Short problem: Please give the listing again in its entirety, exactly as written.

Exercise material:
>> begin
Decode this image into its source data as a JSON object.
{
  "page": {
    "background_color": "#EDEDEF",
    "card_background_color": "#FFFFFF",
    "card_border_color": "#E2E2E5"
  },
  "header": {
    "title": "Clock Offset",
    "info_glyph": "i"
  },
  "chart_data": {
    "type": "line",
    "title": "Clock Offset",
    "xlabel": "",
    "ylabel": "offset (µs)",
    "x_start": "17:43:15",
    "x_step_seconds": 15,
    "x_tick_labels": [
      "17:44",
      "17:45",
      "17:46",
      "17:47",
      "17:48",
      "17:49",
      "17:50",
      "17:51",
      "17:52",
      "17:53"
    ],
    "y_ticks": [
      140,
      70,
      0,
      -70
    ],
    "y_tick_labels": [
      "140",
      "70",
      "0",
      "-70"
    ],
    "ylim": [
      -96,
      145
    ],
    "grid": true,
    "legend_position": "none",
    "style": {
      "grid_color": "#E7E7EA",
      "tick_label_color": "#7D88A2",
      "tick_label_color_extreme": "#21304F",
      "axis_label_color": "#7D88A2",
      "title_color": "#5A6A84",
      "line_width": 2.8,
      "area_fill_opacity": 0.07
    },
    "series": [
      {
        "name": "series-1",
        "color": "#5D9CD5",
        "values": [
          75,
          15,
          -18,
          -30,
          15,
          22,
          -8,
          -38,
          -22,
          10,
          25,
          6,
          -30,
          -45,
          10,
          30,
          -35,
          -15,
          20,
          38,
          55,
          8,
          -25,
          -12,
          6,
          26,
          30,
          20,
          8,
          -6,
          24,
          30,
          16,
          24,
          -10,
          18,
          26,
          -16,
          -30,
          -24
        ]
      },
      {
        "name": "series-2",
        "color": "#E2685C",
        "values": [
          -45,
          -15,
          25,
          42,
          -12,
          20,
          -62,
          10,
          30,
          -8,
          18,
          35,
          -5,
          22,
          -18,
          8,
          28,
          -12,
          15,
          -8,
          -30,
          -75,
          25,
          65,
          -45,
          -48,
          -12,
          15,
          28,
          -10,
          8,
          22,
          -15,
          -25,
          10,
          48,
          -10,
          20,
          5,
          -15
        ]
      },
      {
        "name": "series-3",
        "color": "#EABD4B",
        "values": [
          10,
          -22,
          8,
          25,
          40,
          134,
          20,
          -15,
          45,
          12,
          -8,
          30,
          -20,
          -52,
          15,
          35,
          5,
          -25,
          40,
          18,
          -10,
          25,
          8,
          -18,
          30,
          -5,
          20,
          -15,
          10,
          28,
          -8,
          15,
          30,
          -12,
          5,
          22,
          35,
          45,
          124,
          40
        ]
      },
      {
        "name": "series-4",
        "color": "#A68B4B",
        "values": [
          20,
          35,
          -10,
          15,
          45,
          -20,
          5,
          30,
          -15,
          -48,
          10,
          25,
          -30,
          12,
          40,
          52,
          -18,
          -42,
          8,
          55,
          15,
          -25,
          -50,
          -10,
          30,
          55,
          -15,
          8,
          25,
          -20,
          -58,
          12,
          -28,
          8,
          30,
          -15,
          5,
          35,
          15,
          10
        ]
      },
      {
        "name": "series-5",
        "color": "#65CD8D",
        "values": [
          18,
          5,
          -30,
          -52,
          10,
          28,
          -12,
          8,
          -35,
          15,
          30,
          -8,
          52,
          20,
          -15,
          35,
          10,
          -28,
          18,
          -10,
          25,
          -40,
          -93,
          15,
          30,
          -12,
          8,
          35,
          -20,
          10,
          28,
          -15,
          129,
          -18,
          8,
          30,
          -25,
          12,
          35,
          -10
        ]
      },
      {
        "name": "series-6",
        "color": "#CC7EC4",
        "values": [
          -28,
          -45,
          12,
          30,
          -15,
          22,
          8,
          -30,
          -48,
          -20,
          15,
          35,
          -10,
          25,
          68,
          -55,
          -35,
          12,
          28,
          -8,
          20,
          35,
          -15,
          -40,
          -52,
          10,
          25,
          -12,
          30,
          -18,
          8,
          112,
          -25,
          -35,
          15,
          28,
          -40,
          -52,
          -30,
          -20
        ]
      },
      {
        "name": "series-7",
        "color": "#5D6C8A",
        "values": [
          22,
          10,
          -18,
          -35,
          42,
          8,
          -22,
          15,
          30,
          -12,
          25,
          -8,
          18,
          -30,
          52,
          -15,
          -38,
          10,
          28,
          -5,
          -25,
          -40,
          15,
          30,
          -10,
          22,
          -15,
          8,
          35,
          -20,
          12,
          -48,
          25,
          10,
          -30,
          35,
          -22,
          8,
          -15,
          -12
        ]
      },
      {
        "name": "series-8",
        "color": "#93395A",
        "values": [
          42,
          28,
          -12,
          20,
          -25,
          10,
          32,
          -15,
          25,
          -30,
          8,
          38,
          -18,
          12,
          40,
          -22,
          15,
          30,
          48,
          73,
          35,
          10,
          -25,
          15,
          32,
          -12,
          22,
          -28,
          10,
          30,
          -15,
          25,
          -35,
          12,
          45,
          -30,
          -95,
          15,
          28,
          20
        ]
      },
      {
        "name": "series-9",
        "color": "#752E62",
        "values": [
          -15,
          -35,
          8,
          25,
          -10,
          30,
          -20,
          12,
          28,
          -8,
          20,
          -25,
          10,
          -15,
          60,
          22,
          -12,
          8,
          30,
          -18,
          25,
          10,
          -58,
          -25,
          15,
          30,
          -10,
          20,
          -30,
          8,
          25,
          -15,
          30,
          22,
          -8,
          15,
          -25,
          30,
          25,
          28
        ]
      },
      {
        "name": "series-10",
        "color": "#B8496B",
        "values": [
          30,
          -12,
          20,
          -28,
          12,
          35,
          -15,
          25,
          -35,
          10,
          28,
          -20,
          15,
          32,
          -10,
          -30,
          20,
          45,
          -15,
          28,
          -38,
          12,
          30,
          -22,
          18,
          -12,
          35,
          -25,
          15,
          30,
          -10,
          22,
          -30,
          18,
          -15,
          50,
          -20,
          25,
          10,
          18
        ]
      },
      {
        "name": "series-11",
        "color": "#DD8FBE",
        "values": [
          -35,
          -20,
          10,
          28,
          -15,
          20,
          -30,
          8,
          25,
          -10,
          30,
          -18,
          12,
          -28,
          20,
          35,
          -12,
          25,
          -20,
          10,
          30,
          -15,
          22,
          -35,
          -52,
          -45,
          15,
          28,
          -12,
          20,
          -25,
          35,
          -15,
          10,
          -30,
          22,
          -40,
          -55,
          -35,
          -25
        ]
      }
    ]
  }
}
>> end
Final answer:
Decode this image into its source data as a JSON object.
{
  "page": {
    "background_color": "#EDEDEF",
    "card_background_color": "#FFFFFF",
    "card_border_color": "#E2E2E5"
  },
  "header": {
    "title": "Clock Offset",
    "info_glyph": "i"
  },
  "chart_data": {
    "type": "line",
    "title": "Clock Offset",
    "xlabel": "",
    "ylabel": "offset (µs)",
    "x_start": "17:43:15",
    "x_step_seconds": 15,
    "x_tick_labels": [
      "17:44",
      "17:45",
      "17:46",
      "17:47",
      "17:48",
      "17:49",
      "17:50",
      "17:51",
      "17:52",
      "17:53"
    ],
    "y_ticks": [
      140,
      70,
      0,
      -70
    ],
    "y_tick_labels": [
      "140",
      "70",
      "0",
      "-70"
    ],
    "ylim": [
      -96,
      145
    ],
    "grid": true,
    "legend_position": "none",
    "style": {
      "grid_color": "#E7E7EA",
      "tick_label_color": "#7D88A2",
      "tick_label_color_extreme": "#21304F",
      "axis_label_color": "#7D88A2",
      "title_color": "#5A6A84",
      "line_width": 2.8,
      "area_fill_opacity": 0.07
    },
    "series": [
      {
        "name": "series-1",
        "color": "#5D9CD5",
        "values": [
          75,
          15,
          -18,
          -30,
          15,
          22,
          -8,
          -38,
          -22,
          10,
          25,
          6,
          -30,
          -45,
          10,
          30,
          -35,
          -15,
          20,
          38,
          55,
          8,
          -25,
          -12,
          6,
          26,
          30,
          20,
          8,
          -6,
          24,
          30,
          16,
          24,
          -10,
          18,
          26,
          -16,
          -30,
          -24
        ]
      },
      {
        "name": "series-2",
        "color": "#E2685C",
        "values": [
          -45,
          -15,
          25,
          42,
          -12,
          20,
          -62,
          10,
          30,
          -8,
          18,
          35,
          -5,
          22,
          -18,
          8,
          28,
          -12,
          15,
          -8,
          -30,
          -75,
          25,
          65,
          -45,
          -48,
          -12,
          15,
          28,
          -10,
          8,
          22,
          -15,
          -25,
          10,
          48,
          -10,
          20,
          5,
          -15
        ]
      },
      {
        "name": "series-3",
        "color": "#EABD4B",
        "values": [
          10,
          -22,
          8,
          25,
          40,
          134,
          20,
          -15,
          45,
          12,
          -8,
          30,
          -20,
          -52,
          15,
          35,
          5,
          -25,
          40,
          18,
          -10,
          25,
          8,
          -18,
          30,
          -5,
          20,
          -15,
          10,
          28,
          -8,
          15,
          30,
          -12,
          5,
          22,
          35,
          45,
          124,
          40
        ]
      },
      {
        "name": "series-4",
        "color": "#A68B4B",
        "values": [
          20,
          35,
          -10,
          15,
          45,
          -20,
          5,
          30,
          -15,
          -48,
          10,
          25,
          -30,
          12,
          40,
          52,
          -18,
          -42,
          8,
          55,
          15,
          -25,
          -50,
          -10,
          30,
          55,
          -15,
          8,
          25,
          -20,
          -58,
          12,
          -28,
          8,
          30,
          -15,
          5,
          35,
          15,
          10
        ]
      },
      {
        "name": "series-5",
        "color": "#65CD8D",
        "values": [
          18,
          5,
          -30,
          -52,
          10,
          28,
          -12,
          8,
          -35,
          15,
          30,
          -8,
          52,
          20,
          -15,
          35,
          10,
          -28,
          18,
          -10,
          25,
          -40,
          -93,
          15,
          30,
          -12,
          8,
          35,
          -20,
          10,
          28,
          -15,
          129,
          -18,
          8,
          30,
          -25,
          12,
          35,
          -10
        ]
      },
      {
        "name": "series-6",
        "color": "#CC7EC4",
        "values": [
          -28,
          -45,
          12,
          30,
          -15,
          22,
          8,
          -30,
          -48,
          -20,
          15,
          35,
          -10,
          25,
          68,
          -55,
          -35,
          12,
          28,
          -8,
          20,
          35,
          -15,
          -40,
          -52,
          10,
          25,
          -12,
          30,
          -18,
          8,
          112,
          -25,
          -35,
          15,
          28,
          -40,
          -52,
          -30,
          -20
        ]
      },
      {
        "name": "series-7",
        "color": "#5D6C8A",
        "values": [
          22,
          10,
          -18,
          -35,
          42,
          8,
          -22,
          15,
          30,
          -12,
          25,
          -8,
          18,
          -30,
          52,
          -15,
          -38,
          10,
          28,
          -5,
          -25,
          -40,
          15,
          30,
          -10,
          22,
          -15,
          8,
          35,
          -20,
          12,
          -48,
          25,
          10,
          -30,
          35,
          -22,
          8,
          -15,
          -12
        ]
      },
      {
        "name": "series-8",
        "color": "#93395A",
        "values": [
          42,
          28,
          -12,
          20,
          -25,
          10,
          32,
          -15,
          25,
          -30,
          8,
          38,
          -18,
          12,
          40,
          -22,
          15,
          30,
          48,
          73,
          35,
          10,
          -25,
          15,
          32,
          -12,
          22,
          -28,
          10,
          30,
          -15,
          25,
          -35,
          12,
          45,
          -30,
          -95,
          15,
          28,
          20
        ]
      },
      {
        "name": "series-9",
        "color": "#752E62",
        "values": [
          -15,
          -35,
          8,
          25,
          -10,
          30,
          -20,
          12,
          28,
          -8,
          20,
          -25,
          10,
          -15,
          60,
          22,
          -12,
          8,
          30,
          -18,
          25,
          10,
          -58,
          -25,
          15,
          30,
          -10,
          20,
          -30,
          8,
          25,
          -15,
          30,
          22,
          -8,
          15,
          -25,
          30,
          25,
          28
        ]
      },
      {
        "name": "series-10",
        "color": "#B8496B",
        "values": [
          30,
          -12,
          20,
          -28,
          12,
          35,
          -15,
          25,
          -35,
          10,
          28,
          -20,
          15,
          32,
          -10,
          -30,
          20,
          45,
          -15,
          28,
          -38,
          12,
          30,
          -22,
          18,
          -12,
          35,
          -25,
          15,
          30,
          -10,
          22,
          -30,
          18,
          -15,
          50,
          -20,
          25,
          10,
          18
        ]
      },
      {
        "name": "series-11",
        "color": "#DD8FBE",
        "values": [
          -35,
          -20,
          10,
          28,
          -15,
          20,
          -30,
          8,
          25,
          -10,
          30,
          -18,
          12,
          -28,
          20,
          35,
          -12,
          25,
          -20,
          10,
          30,
          -15,
          22,
          -35,
          -52,
          -45,
          15,
          28,
          -12,
          20,
          -25,
          35,
          -15,
          10,
          -30,
          22,
          -40,
          -55,
          -35,
          -25
        ]
      }
    ]
  }
}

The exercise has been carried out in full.